[Task details]: Restate all of the data exactly.

[Input]:
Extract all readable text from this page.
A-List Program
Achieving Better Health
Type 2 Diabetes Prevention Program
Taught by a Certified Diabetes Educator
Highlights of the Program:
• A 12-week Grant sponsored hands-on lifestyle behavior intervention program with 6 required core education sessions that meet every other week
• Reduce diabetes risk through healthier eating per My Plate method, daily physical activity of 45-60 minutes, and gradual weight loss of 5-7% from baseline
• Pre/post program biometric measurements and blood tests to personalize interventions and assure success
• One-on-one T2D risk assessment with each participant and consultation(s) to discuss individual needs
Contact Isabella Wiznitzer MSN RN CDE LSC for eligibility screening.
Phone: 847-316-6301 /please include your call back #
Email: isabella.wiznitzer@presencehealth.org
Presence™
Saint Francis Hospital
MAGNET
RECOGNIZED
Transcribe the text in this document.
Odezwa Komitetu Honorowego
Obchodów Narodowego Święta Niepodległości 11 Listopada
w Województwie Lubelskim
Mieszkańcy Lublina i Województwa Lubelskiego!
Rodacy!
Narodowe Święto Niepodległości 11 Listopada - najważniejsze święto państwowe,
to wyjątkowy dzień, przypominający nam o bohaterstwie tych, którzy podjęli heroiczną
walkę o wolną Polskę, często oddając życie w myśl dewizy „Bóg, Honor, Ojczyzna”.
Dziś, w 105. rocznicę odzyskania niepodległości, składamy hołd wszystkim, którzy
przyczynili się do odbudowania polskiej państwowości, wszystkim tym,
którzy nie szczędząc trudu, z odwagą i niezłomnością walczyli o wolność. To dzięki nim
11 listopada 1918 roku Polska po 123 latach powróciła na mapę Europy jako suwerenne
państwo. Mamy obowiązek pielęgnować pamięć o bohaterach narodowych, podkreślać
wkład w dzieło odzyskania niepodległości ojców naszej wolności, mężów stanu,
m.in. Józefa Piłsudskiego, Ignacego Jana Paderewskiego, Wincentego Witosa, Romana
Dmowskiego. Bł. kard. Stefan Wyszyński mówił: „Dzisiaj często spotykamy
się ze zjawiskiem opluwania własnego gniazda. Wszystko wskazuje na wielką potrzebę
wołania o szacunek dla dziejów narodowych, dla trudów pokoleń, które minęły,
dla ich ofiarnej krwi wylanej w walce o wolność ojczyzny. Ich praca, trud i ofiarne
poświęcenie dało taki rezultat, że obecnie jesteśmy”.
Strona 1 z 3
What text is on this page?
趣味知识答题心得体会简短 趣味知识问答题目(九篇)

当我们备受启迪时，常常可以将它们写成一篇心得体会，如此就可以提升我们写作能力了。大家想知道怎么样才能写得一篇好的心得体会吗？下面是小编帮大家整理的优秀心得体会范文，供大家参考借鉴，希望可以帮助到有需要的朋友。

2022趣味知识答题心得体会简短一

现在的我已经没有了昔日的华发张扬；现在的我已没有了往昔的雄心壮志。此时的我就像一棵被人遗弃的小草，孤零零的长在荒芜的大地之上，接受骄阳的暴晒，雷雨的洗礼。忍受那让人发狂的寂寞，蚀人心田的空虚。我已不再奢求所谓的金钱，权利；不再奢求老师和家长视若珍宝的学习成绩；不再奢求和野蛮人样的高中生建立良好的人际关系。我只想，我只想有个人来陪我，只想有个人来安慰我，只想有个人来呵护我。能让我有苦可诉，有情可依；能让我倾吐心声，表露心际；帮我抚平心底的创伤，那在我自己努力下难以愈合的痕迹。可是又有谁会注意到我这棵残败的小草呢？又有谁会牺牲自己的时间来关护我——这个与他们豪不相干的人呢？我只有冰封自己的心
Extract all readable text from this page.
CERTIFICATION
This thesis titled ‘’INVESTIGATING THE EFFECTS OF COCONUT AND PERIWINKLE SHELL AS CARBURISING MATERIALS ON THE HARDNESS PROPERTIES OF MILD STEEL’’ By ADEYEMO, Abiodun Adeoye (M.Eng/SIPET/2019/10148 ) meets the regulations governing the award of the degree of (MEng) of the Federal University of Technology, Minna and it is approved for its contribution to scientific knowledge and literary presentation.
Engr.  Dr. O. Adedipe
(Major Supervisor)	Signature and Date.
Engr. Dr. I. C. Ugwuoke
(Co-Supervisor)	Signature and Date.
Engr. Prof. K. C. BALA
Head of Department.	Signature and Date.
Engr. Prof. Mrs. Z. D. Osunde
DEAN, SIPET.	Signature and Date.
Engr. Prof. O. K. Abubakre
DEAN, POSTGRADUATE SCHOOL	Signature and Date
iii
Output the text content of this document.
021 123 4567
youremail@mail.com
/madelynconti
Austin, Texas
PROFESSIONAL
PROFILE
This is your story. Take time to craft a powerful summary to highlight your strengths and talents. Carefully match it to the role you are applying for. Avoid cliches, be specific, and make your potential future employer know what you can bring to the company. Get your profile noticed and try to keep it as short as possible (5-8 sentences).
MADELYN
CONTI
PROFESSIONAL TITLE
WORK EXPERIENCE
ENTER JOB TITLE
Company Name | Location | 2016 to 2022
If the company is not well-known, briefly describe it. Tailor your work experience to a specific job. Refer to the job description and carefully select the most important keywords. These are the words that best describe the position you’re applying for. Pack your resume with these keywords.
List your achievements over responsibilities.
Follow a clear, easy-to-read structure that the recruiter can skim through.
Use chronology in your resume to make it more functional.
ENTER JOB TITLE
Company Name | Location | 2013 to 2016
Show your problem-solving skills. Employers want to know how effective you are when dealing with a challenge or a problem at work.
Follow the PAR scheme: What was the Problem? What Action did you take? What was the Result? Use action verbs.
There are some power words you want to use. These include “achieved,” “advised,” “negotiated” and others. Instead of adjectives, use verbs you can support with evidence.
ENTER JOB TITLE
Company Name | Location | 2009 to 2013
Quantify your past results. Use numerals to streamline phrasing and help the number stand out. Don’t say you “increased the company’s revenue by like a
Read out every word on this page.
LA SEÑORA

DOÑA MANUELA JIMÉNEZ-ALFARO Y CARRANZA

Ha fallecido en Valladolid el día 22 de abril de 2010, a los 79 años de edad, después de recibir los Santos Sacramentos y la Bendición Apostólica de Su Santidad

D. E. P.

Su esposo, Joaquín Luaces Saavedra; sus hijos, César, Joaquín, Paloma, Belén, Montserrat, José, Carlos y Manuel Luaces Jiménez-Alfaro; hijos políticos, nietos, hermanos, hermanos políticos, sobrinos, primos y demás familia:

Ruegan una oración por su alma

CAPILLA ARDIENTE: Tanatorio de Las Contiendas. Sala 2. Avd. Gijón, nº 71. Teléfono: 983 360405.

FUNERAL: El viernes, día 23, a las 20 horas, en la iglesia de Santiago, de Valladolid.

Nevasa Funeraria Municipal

[Answer to the problem]:
Extract all readable text from this page.
A-List Program
Achieving Better Health
Type 2 Diabetes Prevention Program
Taught by a Certified Diabetes Educator
Highlights of the Program:
• A 12-week Grant sponsored hands-on lifestyle behavior intervention program with 6 required core education sessions that meet every other week
• Reduce diabetes risk through healthier eating per My Plate method, daily physical activity of 45-60 minutes, and gradual weight loss of 5-7% from baseline
• Pre/post program biometric measurements and blood tests to personalize interventions and assure success
• One-on-one T2D risk assessment with each participant and consultation(s) to discuss individual needs
Contact Isabella Wiznitzer MSN RN CDE LSC for eligibility screening.
Phone: 847-316-6301 /please include your call back #
Email: isabella.wiznitzer@presencehealth.org
Presence™
Saint Francis Hospital
MAGNET
RECOGNIZED
Transcribe the text in this document.
Odezwa Komitetu Honorowego
Obchodów Narodowego Święta Niepodległości 11 Listopada
w Województwie Lubelskim
Mieszkańcy Lublina i Województwa Lubelskiego!
Rodacy!
Narodowe Święto Niepodległości 11 Listopada - najważniejsze święto państwowe,
to wyjątkowy dzień, przypominający nam o bohaterstwie tych, którzy podjęli heroiczną
walkę o wolną Polskę, często oddając życie w myśl dewizy „Bóg, Honor, Ojczyzna”.
Dziś, w 105. rocznicę odzyskania niepodległości, składamy hołd wszystkim, którzy
przyczynili się do odbudowania polskiej państwowości, wszystkim tym,
którzy nie szczędząc trudu, z odwagą i niezłomnością walczyli o wolność. To dzięki nim
11 listopada 1918 roku Polska po 123 latach powróciła na mapę Europy jako suwerenne
państwo. Mamy obowiązek pielęgnować pamięć o bohaterach narodowych, podkreślać
wkład w dzieło odzyskania niepodległości ojców naszej wolności, mężów stanu,
m.in. Józefa Piłsudskiego, Ignacego Jana Paderewskiego, Wincentego Witosa, Romana
Dmowskiego. Bł. kard. Stefan Wyszyński mówił: „Dzisiaj często spotykamy
się ze zjawiskiem opluwania własnego gniazda. Wszystko wskazuje na wielką potrzebę
wołania o szacunek dla dziejów narodowych, dla trudów pokoleń, które minęły,
dla ich ofiarnej krwi wylanej w walce o wolność ojczyzny. Ich praca, trud i ofiarne
poświęcenie dało taki rezultat, że obecnie jesteśmy”.
Strona 1 z 3
What text is on this page?
趣味知识答题心得体会简短 趣味知识问答题目(九篇)

当我们备受启迪时，常常可以将它们写成一篇心得体会，如此就可以提升我们写作能力了。大家想知道怎么样才能写得一篇好的心得体会吗？下面是小编帮大家整理的优秀心得体会范文，供大家参考借鉴，希望可以帮助到有需要的朋友。

2022趣味知识答题心得体会简短一

现在的我已经没有了昔日的华发张扬；现在的我已没有了往昔的雄心壮志。此时的我就像一棵被人遗弃的小草，孤零零的长在荒芜的大地之上，接受骄阳的暴晒，雷雨的洗礼。忍受那让人发狂的寂寞，蚀人心田的空虚。我已不再奢求所谓的金钱，权利；不再奢求老师和家长视若珍宝的学习成绩；不再奢求和野蛮人样的高中生建立良好的人际关系。我只想，我只想有个人来陪我，只想有个人来安慰我，只想有个人来呵护我。能让我有苦可诉，有情可依；能让我倾吐心声，表露心际；帮我抚平心底的创伤，那在我自己努力下难以愈合的痕迹。可是又有谁会注意到我这棵残败的小草呢？又有谁会牺牲自己的时间来关护我——这个与他们豪不相干的人呢？我只有冰封自己的心
Extract all readable text from this page.
CERTIFICATION
This thesis titled ‘’INVESTIGATING THE EFFECTS OF COCONUT AND PERIWINKLE SHELL AS CARBURISING MATERIALS ON THE HARDNESS PROPERTIES OF MILD STEEL’’ By ADEYEMO, Abiodun Adeoye (M.Eng/SIPET/2019/10148 ) meets the regulations governing the award of the degree of (MEng) of the Federal University of Technology, Minna and it is approved for its contribution to scientific knowledge and literary presentation.
Engr.  Dr. O. Adedipe
(Major Supervisor)	Signature and Date.
Engr. Dr. I. C. Ugwuoke
(Co-Supervisor)	Signature and Date.
Engr. Prof. K. C. BALA
Head of Department.	Signature and Date.
Engr. Prof. Mrs. Z. D. Osunde
DEAN, SIPET.	Signature and Date.
Engr. Prof. O. K. Abubakre
DEAN, POSTGRADUATE SCHOOL	Signature and Date
iii
Output the text content of this document.
021 123 4567
youremail@mail.com
/madelynconti
Austin, Texas
PROFESSIONAL
PROFILE
This is your story. Take time to craft a powerful summary to highlight your strengths and talents. Carefully match it to the role you are applying for. Avoid cliches, be specific, and make your potential future employer know what you can bring to the company. Get your profile noticed and try to keep it as short as possible (5-8 sentences).
MADELYN
CONTI
PROFESSIONAL TITLE
WORK EXPERIENCE
ENTER JOB TITLE
Company Name | Location | 2016 to 2022
If the company is not well-known, briefly describe it. Tailor your work experience to a specific job. Refer to the job description and carefully select the most important keywords. These are the words that best describe the position you’re applying for. Pack your resume with these keywords.
List your achievements over responsibilities.
Follow a clear, easy-to-read structure that the recruiter can skim through.
Use chronology in your resume to make it more functional.
ENTER JOB TITLE
Company Name | Location | 2013 to 2016
Show your problem-solving skills. Employers want to know how effective you are when dealing with a challenge or a problem at work.
Follow the PAR scheme: What was the Problem? What Action did you take? What was the Result? Use action verbs.
There are some power words you want to use. These include “achieved,” “advised,” “negotiated” and others. Instead of adjectives, use verbs you can support with evidence.
ENTER JOB TITLE
Company Name | Location | 2009 to 2013
Quantify your past results. Use numerals to streamline phrasing and help the number stand out. Don’t say you “increased the company’s revenue by like a
Read out every word on this page.
LA SEÑORA

DOÑA MANUELA JIMÉNEZ-ALFARO Y CARRANZA

Ha fallecido en Valladolid el día 22 de abril de 2010, a los 79 años de edad, después de recibir los Santos Sacramentos y la Bendición Apostólica de Su Santidad

D. E. P.

Su esposo, Joaquín Luaces Saavedra; sus hijos, César, Joaquín, Paloma, Belén, Montserrat, José, Carlos y Manuel Luaces Jiménez-Alfaro; hijos políticos, nietos, hermanos, hermanos políticos, sobrinos, primos y demás familia:

Ruegan una oración por su alma

CAPILLA ARDIENTE: Tanatorio de Las Contiendas. Sala 2. Avd. Gijón, nº 71. Teléfono: 983 360405.

FUNERAL: El viernes, día 23, a las 20 horas, en la iglesia de Santiago, de Valladolid.

Nevasa Funeraria Municipal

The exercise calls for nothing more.